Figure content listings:
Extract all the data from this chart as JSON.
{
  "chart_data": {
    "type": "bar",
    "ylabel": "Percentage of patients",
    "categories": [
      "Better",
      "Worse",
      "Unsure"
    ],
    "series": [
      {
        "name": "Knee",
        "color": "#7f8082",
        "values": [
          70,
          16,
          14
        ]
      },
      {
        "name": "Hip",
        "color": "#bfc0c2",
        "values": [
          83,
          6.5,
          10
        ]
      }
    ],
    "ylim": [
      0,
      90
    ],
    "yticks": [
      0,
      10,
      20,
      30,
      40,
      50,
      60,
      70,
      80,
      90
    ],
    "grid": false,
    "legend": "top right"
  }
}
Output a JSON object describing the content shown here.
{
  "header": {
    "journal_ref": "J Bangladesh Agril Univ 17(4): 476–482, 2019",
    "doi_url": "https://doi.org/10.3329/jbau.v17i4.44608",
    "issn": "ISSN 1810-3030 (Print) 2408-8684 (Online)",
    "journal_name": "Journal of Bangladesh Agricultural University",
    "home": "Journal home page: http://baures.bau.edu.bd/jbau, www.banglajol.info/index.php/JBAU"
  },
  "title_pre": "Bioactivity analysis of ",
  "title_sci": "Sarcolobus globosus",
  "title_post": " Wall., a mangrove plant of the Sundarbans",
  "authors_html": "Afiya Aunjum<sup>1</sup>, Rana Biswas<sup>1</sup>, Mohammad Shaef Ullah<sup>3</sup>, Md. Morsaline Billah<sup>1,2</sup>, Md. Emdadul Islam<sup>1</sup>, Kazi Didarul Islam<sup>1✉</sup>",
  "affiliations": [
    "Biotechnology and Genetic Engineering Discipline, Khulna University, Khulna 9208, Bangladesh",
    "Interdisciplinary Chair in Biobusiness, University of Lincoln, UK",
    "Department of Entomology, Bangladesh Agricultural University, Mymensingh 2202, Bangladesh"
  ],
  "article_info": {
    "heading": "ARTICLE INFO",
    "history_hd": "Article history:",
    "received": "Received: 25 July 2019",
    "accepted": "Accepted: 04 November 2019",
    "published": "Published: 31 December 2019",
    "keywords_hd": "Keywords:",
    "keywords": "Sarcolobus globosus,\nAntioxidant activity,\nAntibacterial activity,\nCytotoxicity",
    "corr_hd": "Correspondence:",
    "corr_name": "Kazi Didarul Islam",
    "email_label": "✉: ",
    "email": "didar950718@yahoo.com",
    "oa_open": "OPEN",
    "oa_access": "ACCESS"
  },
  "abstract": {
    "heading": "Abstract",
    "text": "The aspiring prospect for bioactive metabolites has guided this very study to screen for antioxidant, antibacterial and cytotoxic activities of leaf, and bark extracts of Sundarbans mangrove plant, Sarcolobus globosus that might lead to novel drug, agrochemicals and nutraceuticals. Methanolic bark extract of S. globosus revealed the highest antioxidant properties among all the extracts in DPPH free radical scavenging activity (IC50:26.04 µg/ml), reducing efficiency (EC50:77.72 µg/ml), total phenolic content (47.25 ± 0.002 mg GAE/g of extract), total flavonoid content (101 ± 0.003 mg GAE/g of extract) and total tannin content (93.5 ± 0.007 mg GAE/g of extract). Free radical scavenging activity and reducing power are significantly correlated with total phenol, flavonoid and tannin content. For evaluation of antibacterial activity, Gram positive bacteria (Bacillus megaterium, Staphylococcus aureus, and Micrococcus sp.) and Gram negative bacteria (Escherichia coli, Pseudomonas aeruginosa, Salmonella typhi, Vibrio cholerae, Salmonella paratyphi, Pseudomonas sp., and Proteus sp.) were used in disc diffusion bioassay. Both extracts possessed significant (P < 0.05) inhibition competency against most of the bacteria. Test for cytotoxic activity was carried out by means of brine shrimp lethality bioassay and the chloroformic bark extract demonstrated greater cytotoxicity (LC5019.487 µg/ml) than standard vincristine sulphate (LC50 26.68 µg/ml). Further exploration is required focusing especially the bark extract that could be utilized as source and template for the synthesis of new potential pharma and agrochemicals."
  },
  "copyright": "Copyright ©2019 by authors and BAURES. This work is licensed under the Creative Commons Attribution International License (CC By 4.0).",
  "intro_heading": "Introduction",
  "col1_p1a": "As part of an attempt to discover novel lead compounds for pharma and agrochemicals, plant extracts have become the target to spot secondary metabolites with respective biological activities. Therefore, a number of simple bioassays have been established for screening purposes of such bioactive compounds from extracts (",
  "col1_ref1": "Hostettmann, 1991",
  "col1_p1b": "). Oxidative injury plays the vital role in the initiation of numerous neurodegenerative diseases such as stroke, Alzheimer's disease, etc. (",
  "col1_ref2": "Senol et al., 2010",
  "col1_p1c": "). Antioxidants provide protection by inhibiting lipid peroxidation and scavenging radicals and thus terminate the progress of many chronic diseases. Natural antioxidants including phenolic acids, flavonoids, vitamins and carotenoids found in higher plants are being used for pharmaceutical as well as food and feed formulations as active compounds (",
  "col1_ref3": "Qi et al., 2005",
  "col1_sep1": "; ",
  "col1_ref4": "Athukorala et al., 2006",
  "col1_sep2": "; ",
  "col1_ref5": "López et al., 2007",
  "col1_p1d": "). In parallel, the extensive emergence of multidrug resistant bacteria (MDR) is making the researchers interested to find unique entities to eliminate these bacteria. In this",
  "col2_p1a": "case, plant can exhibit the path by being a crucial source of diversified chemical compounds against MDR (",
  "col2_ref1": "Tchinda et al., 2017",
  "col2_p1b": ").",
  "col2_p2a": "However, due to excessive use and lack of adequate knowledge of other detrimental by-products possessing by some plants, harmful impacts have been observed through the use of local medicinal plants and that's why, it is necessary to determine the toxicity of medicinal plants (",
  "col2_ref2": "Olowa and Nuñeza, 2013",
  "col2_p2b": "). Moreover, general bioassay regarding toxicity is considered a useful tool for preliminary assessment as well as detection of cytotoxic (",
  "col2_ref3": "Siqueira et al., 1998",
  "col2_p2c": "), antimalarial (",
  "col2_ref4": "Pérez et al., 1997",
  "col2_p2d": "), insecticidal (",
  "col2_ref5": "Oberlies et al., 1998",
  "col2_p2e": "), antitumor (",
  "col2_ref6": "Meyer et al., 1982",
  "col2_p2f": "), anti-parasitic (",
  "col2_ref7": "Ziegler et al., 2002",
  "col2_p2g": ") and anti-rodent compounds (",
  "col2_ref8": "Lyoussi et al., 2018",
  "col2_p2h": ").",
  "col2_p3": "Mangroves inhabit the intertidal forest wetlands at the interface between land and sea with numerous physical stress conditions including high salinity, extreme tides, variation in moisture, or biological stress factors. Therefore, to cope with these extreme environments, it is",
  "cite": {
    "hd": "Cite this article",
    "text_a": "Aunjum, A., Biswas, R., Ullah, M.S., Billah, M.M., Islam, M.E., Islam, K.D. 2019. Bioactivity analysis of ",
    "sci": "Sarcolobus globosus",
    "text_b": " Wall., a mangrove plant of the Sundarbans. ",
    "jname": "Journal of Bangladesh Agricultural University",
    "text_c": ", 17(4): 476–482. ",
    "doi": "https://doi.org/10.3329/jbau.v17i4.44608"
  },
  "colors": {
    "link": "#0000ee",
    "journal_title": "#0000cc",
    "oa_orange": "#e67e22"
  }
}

- WHAT THE EXERCISE ASKS -
Word for word, retype each record.

- TASK RESULT -
Extract all the data from this chart as JSON.
{
  "chart_data": {
    "type": "bar",
    "ylabel": "Percentage of patients",
    "categories": [
      "Better",
      "Worse",
      "Unsure"
    ],
    "series": [
      {
        "name": "Knee",
        "color": "#7f8082",
        "values": [
          70,
          16,
          14
        ]
      },
      {
        "name": "Hip",
        "color": "#bfc0c2",
        "values": [
          83,
          6.5,
          10
        ]
      }
    ],
    "ylim": [
      0,
      90
    ],
    "yticks": [
      0,
      10,
      20,
      30,
      40,
      50,
      60,
      70,
      80,
      90
    ],
    "grid": false,
    "legend": "top right"
  }
}
Output a JSON object describing the content shown here.
{
  "header": {
    "journal_ref": "J Bangladesh Agril Univ 17(4): 476–482, 2019",
    "doi_url": "https://doi.org/10.3329/jbau.v17i4.44608",
    "issn": "ISSN 1810-3030 (Print) 2408-8684 (Online)",
    "journal_name": "Journal of Bangladesh Agricultural University",
    "home": "Journal home page: http://baures.bau.edu.bd/jbau, www.banglajol.info/index.php/JBAU"
  },
  "title_pre": "Bioactivity analysis of ",
  "title_sci": "Sarcolobus globosus",
  "title_post": " Wall., a mangrove plant of the Sundarbans",
  "authors_html": "Afiya Aunjum<sup>1</sup>, Rana Biswas<sup>1</sup>, Mohammad Shaef Ullah<sup>3</sup>, Md. Morsaline Billah<sup>1,2</sup>, Md. Emdadul Islam<sup>1</sup>, Kazi Didarul Islam<sup>1✉</sup>",
  "affiliations": [
    "Biotechnology and Genetic Engineering Discipline, Khulna University, Khulna 9208, Bangladesh",
    "Interdisciplinary Chair in Biobusiness, University of Lincoln, UK",
    "Department of Entomology, Bangladesh Agricultural University, Mymensingh 2202, Bangladesh"
  ],
  "article_info": {
    "heading": "ARTICLE INFO",
    "history_hd": "Article history:",
    "received": "Received: 25 July 2019",
    "accepted": "Accepted: 04 November 2019",
    "published": "Published: 31 December 2019",
    "keywords_hd": "Keywords:",
    "keywords": "Sarcolobus globosus,\nAntioxidant activity,\nAntibacterial activity,\nCytotoxicity",
    "corr_hd": "Correspondence:",
    "corr_name": "Kazi Didarul Islam",
    "email_label": "✉: ",
    "email": "didar950718@yahoo.com",
    "oa_open": "OPEN",
    "oa_access": "ACCESS"
  },
  "abstract": {
    "heading": "Abstract",
    "text": "The aspiring prospect for bioactive metabolites has guided this very study to screen for antioxidant, antibacterial and cytotoxic activities of leaf, and bark extracts of Sundarbans mangrove plant, Sarcolobus globosus that might lead to novel drug, agrochemicals and nutraceuticals. Methanolic bark extract of S. globosus revealed the highest antioxidant properties among all the extracts in DPPH free radical scavenging activity (IC50:26.04 µg/ml), reducing efficiency (EC50:77.72 µg/ml), total phenolic content (47.25 ± 0.002 mg GAE/g of extract), total flavonoid content (101 ± 0.003 mg GAE/g of extract) and total tannin content (93.5 ± 0.007 mg GAE/g of extract). Free radical scavenging activity and reducing power are significantly correlated with total phenol, flavonoid and tannin content. For evaluation of antibacterial activity, Gram positive bacteria (Bacillus megaterium, Staphylococcus aureus, and Micrococcus sp.) and Gram negative bacteria (Escherichia coli, Pseudomonas aeruginosa, Salmonella typhi, Vibrio cholerae, Salmonella paratyphi, Pseudomonas sp., and Proteus sp.) were used in disc diffusion bioassay. Both extracts possessed significant (P < 0.05) inhibition competency against most of the bacteria. Test for cytotoxic activity was carried out by means of brine shrimp lethality bioassay and the chloroformic bark extract demonstrated greater cytotoxicity (LC5019.487 µg/ml) than standard vincristine sulphate (LC50 26.68 µg/ml). Further exploration is required focusing especially the bark extract that could be utilized as source and template for the synthesis of new potential pharma and agrochemicals."
  },
  "copyright": "Copyright ©2019 by authors and BAURES. This work is licensed under the Creative Commons Attribution International License (CC By 4.0).",
  "intro_heading": "Introduction",
  "col1_p1a": "As part of an attempt to discover novel lead compounds for pharma and agrochemicals, plant extracts have become the target to spot secondary metabolites with respective biological activities. Therefore, a number of simple bioassays have been established for screening purposes of such bioactive compounds from extracts (",
  "col1_ref1": "Hostettmann, 1991",
  "col1_p1b": "). Oxidative injury plays the vital role in the initiation of numerous neurodegenerative diseases such as stroke, Alzheimer's disease, etc. (",
  "col1_ref2": "Senol et al., 2010",
  "col1_p1c": "). Antioxidants provide protection by inhibiting lipid peroxidation and scavenging radicals and thus terminate the progress of many chronic diseases. Natural antioxidants including phenolic acids, flavonoids, vitamins and carotenoids found in higher plants are being used for pharmaceutical as well as food and feed formulations as active compounds (",
  "col1_ref3": "Qi et al., 2005",
  "col1_sep1": "; ",
  "col1_ref4": "Athukorala et al., 2006",
  "col1_sep2": "; ",
  "col1_ref5": "López et al., 2007",
  "col1_p1d": "). In parallel, the extensive emergence of multidrug resistant bacteria (MDR) is making the researchers interested to find unique entities to eliminate these bacteria. In this",
  "col2_p1a": "case, plant can exhibit the path by being a crucial source of diversified chemical compounds against MDR (",
  "col2_ref1": "Tchinda et al., 2017",
  "col2_p1b": ").",
  "col2_p2a": "However, due to excessive use and lack of adequate knowledge of other detrimental by-products possessing by some plants, harmful impacts have been observed through the use of local medicinal plants and that's why, it is necessary to determine the toxicity of medicinal plants (",
  "col2_ref2": "Olowa and Nuñeza, 2013",
  "col2_p2b": "). Moreover, general bioassay regarding toxicity is considered a useful tool for preliminary assessment as well as detection of cytotoxic (",
  "col2_ref3": "Siqueira et al., 1998",
  "col2_p2c": "), antimalarial (",
  "col2_ref4": "Pérez et al., 1997",
  "col2_p2d": "), insecticidal (",
  "col2_ref5": "Oberlies et al., 1998",
  "col2_p2e": "), antitumor (",
  "col2_ref6": "Meyer et al., 1982",
  "col2_p2f": "), anti-parasitic (",
  "col2_ref7": "Ziegler et al., 2002",
  "col2_p2g": ") and anti-rodent compounds (",
  "col2_ref8": "Lyoussi et al., 2018",
  "col2_p2h": ").",
  "col2_p3": "Mangroves inhabit the intertidal forest wetlands at the interface between land and sea with numerous physical stress conditions including high salinity, extreme tides, variation in moisture, or biological stress factors. Therefore, to cope with these extreme environments, it is",
  "cite": {
    "hd": "Cite this article",
    "text_a": "Aunjum, A., Biswas, R., Ullah, M.S., Billah, M.M., Islam, M.E., Islam, K.D. 2019. Bioactivity analysis of ",
    "sci": "Sarcolobus globosus",
    "text_b": " Wall., a mangrove plant of the Sundarbans. ",
    "jname": "Journal of Bangladesh Agricultural University",
    "text_c": ", 17(4): 476–482. ",
    "doi": "https://doi.org/10.3329/jbau.v17i4.44608"
  },
  "colors": {
    "link": "#0000ee",
    "journal_title": "#0000cc",
    "oa_orange": "#e67e22"
  }
}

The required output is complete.